- Problem details: Copy out every record below, word for word.

- Dataset rows:

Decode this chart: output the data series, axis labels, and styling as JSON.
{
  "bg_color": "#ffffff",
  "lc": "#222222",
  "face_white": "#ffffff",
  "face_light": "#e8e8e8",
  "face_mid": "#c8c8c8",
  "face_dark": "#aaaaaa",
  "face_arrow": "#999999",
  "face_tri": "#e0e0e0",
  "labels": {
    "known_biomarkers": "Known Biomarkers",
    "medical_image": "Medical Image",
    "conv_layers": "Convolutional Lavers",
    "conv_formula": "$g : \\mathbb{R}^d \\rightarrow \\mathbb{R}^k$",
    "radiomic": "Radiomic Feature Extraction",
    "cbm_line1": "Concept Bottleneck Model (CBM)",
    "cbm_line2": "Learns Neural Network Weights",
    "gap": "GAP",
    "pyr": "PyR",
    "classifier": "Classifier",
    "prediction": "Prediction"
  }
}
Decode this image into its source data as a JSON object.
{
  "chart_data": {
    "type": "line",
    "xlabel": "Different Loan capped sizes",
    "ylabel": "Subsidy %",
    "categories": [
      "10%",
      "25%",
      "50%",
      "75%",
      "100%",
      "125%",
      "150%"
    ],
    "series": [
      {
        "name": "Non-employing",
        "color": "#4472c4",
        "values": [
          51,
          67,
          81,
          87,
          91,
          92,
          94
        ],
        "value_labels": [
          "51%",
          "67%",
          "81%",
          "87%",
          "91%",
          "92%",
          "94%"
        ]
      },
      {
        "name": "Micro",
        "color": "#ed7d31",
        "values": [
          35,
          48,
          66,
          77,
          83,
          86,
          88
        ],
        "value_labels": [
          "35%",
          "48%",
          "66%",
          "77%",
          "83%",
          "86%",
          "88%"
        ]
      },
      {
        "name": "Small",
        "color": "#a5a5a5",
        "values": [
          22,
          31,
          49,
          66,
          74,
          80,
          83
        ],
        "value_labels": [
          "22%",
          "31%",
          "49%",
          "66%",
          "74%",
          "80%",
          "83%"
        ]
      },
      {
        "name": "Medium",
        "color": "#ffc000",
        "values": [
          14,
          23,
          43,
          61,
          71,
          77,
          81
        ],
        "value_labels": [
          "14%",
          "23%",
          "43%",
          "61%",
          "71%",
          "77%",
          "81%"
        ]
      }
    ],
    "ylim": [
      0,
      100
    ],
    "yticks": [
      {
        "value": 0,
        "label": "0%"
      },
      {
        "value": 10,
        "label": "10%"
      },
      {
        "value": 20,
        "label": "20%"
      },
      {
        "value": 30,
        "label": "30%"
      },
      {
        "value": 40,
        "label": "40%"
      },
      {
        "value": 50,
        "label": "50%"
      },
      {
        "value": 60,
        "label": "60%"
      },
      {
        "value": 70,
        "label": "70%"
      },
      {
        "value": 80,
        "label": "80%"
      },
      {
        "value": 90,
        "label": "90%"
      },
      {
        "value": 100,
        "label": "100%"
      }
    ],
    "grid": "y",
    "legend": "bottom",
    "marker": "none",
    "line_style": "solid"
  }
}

- Reply to the exercise:
Decode this chart: output the data series, axis labels, and styling as JSON.
{
  "bg_color": "#ffffff",
  "lc": "#222222",
  "face_white": "#ffffff",
  "face_light": "#e8e8e8",
  "face_mid": "#c8c8c8",
  "face_dark": "#aaaaaa",
  "face_arrow": "#999999",
  "face_tri": "#e0e0e0",
  "labels": {
    "known_biomarkers": "Known Biomarkers",
    "medical_image": "Medical Image",
    "conv_layers": "Convolutional Lavers",
    "conv_formula": "$g : \\mathbb{R}^d \\rightarrow \\mathbb{R}^k$",
    "radiomic": "Radiomic Feature Extraction",
    "cbm_line1": "Concept Bottleneck Model (CBM)",
    "cbm_line2": "Learns Neural Network Weights",
    "gap": "GAP",
    "pyr": "PyR",
    "classifier": "Classifier",
    "prediction": "Prediction"
  }
}
Decode this image into its source data as a JSON object.
{
  "chart_data": {
    "type": "line",
    "xlabel": "Different Loan capped sizes",
    "ylabel": "Subsidy %",
    "categories": [
      "10%",
      "25%",
      "50%",
      "75%",
      "100%",
      "125%",
      "150%"
    ],
    "series": [
      {
        "name": "Non-employing",
        "color": "#4472c4",
        "values": [
          51,
          67,
          81,
          87,
          91,
          92,
          94
        ],
        "value_labels": [
          "51%",
          "67%",
          "81%",
          "87%",
          "91%",
          "92%",
          "94%"
        ]
      },
      {
        "name": "Micro",
        "color": "#ed7d31",
        "values": [
          35,
          48,
          66,
          77,
          83,
          86,
          88
        ],
        "value_labels": [
          "35%",
          "48%",
          "66%",
          "77%",
          "83%",
          "86%",
          "88%"
        ]
      },
      {
        "name": "Small",
        "color": "#a5a5a5",
        "values": [
          22,
          31,
          49,
          66,
          74,
          80,
          83
        ],
        "value_labels": [
          "22%",
          "31%",
          "49%",
          "66%",
          "74%",
          "80%",
          "83%"
        ]
      },
      {
        "name": "Medium",
        "color": "#ffc000",
        "values": [
          14,
          23,
          43,
          61,
          71,
          77,
          81
        ],
        "value_labels": [
          "14%",
          "23%",
          "43%",
          "61%",
          "71%",
          "77%",
          "81%"
        ]
      }
    ],
    "ylim": [
      0,
      100
    ],
    "yticks": [
      {
        "value": 0,
        "label": "0%"
      },
      {
        "value": 10,
        "label": "10%"
      },
      {
        "value": 20,
        "label": "20%"
      },
      {
        "value": 30,
        "label": "30%"
      },
      {
        "value": 40,
        "label": "40%"
      },
      {
        "value": 50,
        "label": "50%"
      },
      {
        "value": 60,
        "label": "60%"
      },
      {
        "value": 70,
        "label": "70%"
      },
      {
        "value": 80,
        "label": "80%"
      },
      {
        "value": 90,
        "label": "90%"
      },
      {
        "value": 100,
        "label": "100%"
      }
    ],
    "grid": "y",
    "legend": "bottom",
    "marker": "none",
    "line_style": "solid"
  }
}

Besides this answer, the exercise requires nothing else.